◆ Task details ◆
Each line below should be reproduced without any alteration.

◆ Provided data ◆

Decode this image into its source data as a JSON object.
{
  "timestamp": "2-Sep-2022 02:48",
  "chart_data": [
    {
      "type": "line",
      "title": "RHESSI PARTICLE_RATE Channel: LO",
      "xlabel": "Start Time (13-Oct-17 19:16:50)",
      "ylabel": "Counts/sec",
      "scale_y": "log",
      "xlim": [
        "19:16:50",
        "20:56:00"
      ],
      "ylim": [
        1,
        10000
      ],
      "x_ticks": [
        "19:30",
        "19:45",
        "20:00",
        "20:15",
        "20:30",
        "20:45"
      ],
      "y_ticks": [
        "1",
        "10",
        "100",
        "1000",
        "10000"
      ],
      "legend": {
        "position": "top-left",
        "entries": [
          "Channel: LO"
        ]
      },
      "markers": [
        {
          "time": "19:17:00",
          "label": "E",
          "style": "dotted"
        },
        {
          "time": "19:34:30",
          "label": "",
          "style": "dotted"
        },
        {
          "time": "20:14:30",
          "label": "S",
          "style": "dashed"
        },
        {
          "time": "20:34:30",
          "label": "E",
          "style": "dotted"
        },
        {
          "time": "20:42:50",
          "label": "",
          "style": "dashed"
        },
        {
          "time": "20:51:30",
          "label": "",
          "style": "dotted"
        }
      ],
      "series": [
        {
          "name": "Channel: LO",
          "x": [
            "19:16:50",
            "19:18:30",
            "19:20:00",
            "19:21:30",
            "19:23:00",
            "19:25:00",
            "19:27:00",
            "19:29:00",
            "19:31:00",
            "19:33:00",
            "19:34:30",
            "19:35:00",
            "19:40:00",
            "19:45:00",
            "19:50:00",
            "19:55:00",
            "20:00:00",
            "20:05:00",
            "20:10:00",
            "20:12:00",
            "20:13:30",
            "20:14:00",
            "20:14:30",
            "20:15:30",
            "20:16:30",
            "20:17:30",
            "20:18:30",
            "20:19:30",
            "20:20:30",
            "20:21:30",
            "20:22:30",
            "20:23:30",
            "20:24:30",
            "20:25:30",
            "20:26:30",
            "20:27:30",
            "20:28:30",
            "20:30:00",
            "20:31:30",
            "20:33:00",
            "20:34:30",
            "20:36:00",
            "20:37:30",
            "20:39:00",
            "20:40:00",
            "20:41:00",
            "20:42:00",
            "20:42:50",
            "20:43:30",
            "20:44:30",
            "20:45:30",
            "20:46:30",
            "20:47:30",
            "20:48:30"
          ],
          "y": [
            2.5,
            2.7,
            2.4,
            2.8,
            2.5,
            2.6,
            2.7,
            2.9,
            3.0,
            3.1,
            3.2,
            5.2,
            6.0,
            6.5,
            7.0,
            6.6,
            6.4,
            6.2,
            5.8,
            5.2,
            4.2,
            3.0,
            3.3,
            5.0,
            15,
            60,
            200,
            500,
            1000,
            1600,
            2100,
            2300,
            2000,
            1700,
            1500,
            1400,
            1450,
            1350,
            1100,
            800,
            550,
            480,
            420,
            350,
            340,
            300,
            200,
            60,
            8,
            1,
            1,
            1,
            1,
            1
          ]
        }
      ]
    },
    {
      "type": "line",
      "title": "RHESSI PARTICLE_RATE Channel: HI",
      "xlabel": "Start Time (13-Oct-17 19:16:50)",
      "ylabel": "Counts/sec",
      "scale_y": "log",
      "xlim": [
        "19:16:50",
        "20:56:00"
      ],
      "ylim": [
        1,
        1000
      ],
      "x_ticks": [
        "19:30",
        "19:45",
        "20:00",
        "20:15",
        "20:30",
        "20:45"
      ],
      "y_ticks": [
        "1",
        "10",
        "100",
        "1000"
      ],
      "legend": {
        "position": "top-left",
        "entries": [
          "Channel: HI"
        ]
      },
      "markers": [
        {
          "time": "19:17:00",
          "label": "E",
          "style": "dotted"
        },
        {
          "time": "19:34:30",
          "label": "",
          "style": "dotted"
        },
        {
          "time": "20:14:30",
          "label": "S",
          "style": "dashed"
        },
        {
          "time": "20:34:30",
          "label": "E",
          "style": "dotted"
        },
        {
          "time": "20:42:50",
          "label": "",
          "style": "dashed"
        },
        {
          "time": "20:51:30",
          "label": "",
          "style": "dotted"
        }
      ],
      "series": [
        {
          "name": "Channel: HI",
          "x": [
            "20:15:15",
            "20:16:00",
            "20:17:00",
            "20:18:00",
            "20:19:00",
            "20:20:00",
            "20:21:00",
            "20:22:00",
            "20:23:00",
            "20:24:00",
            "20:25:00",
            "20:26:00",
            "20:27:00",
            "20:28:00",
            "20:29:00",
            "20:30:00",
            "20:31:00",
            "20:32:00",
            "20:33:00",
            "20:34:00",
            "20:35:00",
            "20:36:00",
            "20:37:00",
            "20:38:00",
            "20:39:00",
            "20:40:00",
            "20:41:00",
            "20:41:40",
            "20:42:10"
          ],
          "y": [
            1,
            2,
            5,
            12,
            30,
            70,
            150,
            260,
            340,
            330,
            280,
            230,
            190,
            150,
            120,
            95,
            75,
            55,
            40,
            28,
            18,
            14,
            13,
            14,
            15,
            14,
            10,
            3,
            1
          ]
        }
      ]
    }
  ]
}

◆ Task response ◆
Decode this image into its source data as a JSON object.
{
  "timestamp": "2-Sep-2022 02:48",
  "chart_data": [
    {
      "type": "line",
      "title": "RHESSI PARTICLE_RATE Channel: LO",
      "xlabel": "Start Time (13-Oct-17 19:16:50)",
      "ylabel": "Counts/sec",
      "scale_y": "log",
      "xlim": [
        "19:16:50",
        "20:56:00"
      ],
      "ylim": [
        1,
        10000
      ],
      "x_ticks": [
        "19:30",
        "19:45",
        "20:00",
        "20:15",
        "20:30",
        "20:45"
      ],
      "y_ticks": [
        "1",
        "10",
        "100",
        "1000",
        "10000"
      ],
      "legend": {
        "position": "top-left",
        "entries": [
          "Channel: LO"
        ]
      },
      "markers": [
        {
          "time": "19:17:00",
          "label": "E",
          "style": "dotted"
        },
        {
          "time": "19:34:30",
          "label": "",
          "style": "dotted"
        },
        {
          "time": "20:14:30",
          "label": "S",
          "style": "dashed"
        },
        {
          "time": "20:34:30",
          "label": "E",
          "style": "dotted"
        },
        {
          "time": "20:42:50",
          "label": "",
          "style": "dashed"
        },
        {
          "time": "20:51:30",
          "label": "",
          "style": "dotted"
        }
      ],
      "series": [
        {
          "name": "Channel: LO",
          "x": [
            "19:16:50",
            "19:18:30",
            "19:20:00",
            "19:21:30",
            "19:23:00",
            "19:25:00",
            "19:27:00",
            "19:29:00",
            "19:31:00",
            "19:33:00",
            "19:34:30",
            "19:35:00",
            "19:40:00",
            "19:45:00",
            "19:50:00",
            "19:55:00",
            "20:00:00",
            "20:05:00",
            "20:10:00",
            "20:12:00",
            "20:13:30",
            "20:14:00",
            "20:14:30",
            "20:15:30",
            "20:16:30",
            "20:17:30",
            "20:18:30",
            "20:19:30",
            "20:20:30",
            "20:21:30",
            "20:22:30",
            "20:23:30",
            "20:24:30",
            "20:25:30",
            "20:26:30",
            "20:27:30",
            "20:28:30",
            "20:30:00",
            "20:31:30",
            "20:33:00",
            "20:34:30",
            "20:36:00",
            "20:37:30",
            "20:39:00",
            "20:40:00",
            "20:41:00",
            "20:42:00",
            "20:42:50",
            "20:43:30",
            "20:44:30",
            "20:45:30",
            "20:46:30",
            "20:47:30",
            "20:48:30"
          ],
          "y": [
            2.5,
            2.7,
            2.4,
            2.8,
            2.5,
            2.6,
            2.7,
            2.9,
            3.0,
            3.1,
            3.2,
            5.2,
            6.0,
            6.5,
            7.0,
            6.6,
            6.4,
            6.2,
            5.8,
            5.2,
            4.2,
            3.0,
            3.3,
            5.0,
            15,
            60,
            200,
            500,
            1000,
            1600,
            2100,
            2300,
            2000,
            1700,
            1500,
            1400,
            1450,
            1350,
            1100,
            800,
            550,
            480,
            420,
            350,
            340,
            300,
            200,
            60,
            8,
            1,
            1,
            1,
            1,
            1
          ]
        }
      ]
    },
    {
      "type": "line",
      "title": "RHESSI PARTICLE_RATE Channel: HI",
      "xlabel": "Start Time (13-Oct-17 19:16:50)",
      "ylabel": "Counts/sec",
      "scale_y": "log",
      "xlim": [
        "19:16:50",
        "20:56:00"
      ],
      "ylim": [
        1,
        1000
      ],
      "x_ticks": [
        "19:30",
        "19:45",
        "20:00",
        "20:15",
        "20:30",
        "20:45"
      ],
      "y_ticks": [
        "1",
        "10",
        "100",
        "1000"
      ],
      "legend": {
        "position": "top-left",
        "entries": [
          "Channel: HI"
        ]
      },
      "markers": [
        {
          "time": "19:17:00",
          "label": "E",
          "style": "dotted"
        },
        {
          "time": "19:34:30",
          "label": "",
          "style": "dotted"
        },
        {
          "time": "20:14:30",
          "label": "S",
          "style": "dashed"
        },
        {
          "time": "20:34:30",
          "label": "E",
          "style": "dotted"
        },
        {
          "time": "20:42:50",
          "label": "",
          "style": "dashed"
        },
        {
          "time": "20:51:30",
          "label": "",
          "style": "dotted"
        }
      ],
      "series": [
        {
          "name": "Channel: HI",
          "x": [
            "20:15:15",
            "20:16:00",
            "20:17:00",
            "20:18:00",
            "20:19:00",
            "20:20:00",
            "20:21:00",
            "20:22:00",
            "20:23:00",
            "20:24:00",
            "20:25:00",
            "20:26:00",
            "20:27:00",
            "20:28:00",
            "20:29:00",
            "20:30:00",
            "20:31:00",
            "20:32:00",
            "20:33:00",
            "20:34:00",
            "20:35:00",
            "20:36:00",
            "20:37:00",
            "20:38:00",
            "20:39:00",
            "20:40:00",
            "20:41:00",
            "20:41:40",
            "20:42:10"
          ],
          "y": [
            1,
            2,
            5,
            12,
            30,
            70,
            150,
            260,
            340,
            330,
            280,
            230,
            190,
            150,
            120,
            95,
            75,
            55,
            40,
            28,
            18,
            14,
            13,
            14,
            15,
            14,
            10,
            3,
            1
          ]
        }
      ]
    }
  ]
}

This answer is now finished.